## Text section
Alumni Spotlight: Emily Creasman

Stories that Shaped Us: Solo traveling through South Korea

Emily Creasman is a Tean Seoul alumna and current ISA/TEAN Global Ambassador at Arizona State University whose experience abroad during Fall 2019 and Spring 2022 shaped her love for traveling the world.

We reached out to learn more about why she chose to go abroad with TEAN South Korea and how her experience abroad has impacted her long-term. Check out her unique story below and hear her advice for others wanting to follow a similar path!


In March 2022 I was in Seoul, South Korea working at an internship through ISA/TEAN when I found myself with a free weekend. With Korea’s quick and convenient transportation systems, traveling across the peninsula is fairly easy and I had gotten into the habit of doing so whenever I had the chance. This weekend was no different. When choosing a location to visit, my reasons varied greatly. I visited Busan, Jeju-do, and Daegu primarily because of their popularity. I traveled to Gwangju due to its historical importance and visited Mokpo because a friend of mine used to live there. This time I chose to visit the city of Yeosu and I have a very specific reason for doing so: it was the subject of one of my all-time favorite songs—Yeosu Night Sea by Busker Busker. I stayed in Yeosu for three days and during that time I visited museums, climbed ancient temples, ate delicious local cuisine, explored nature, and more. Below I will highlight what I did in Yeosu and my personal tips for solo traveling in South Korea!

## Exercise
Using the alumni spotlight, answer briefly:
1. At which university is Emily Creasman a Global Ambassador?
2. Which song led her to choose Yeosu?
3. How many days did she stay in Yeosu?
The data that follow come from a separate source and are unrelated to the alumni spotlight.

## Collected data
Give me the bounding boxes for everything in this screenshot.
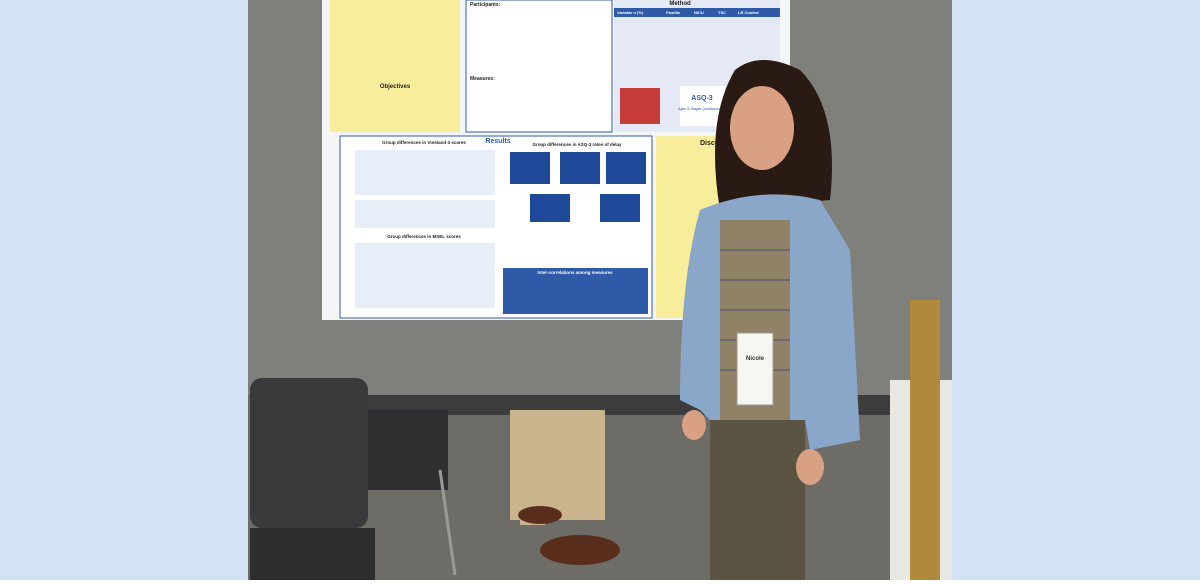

## Completed exercise
1. Arizona State University
2. Yeosu Night Sea by Busker Busker
3. Three days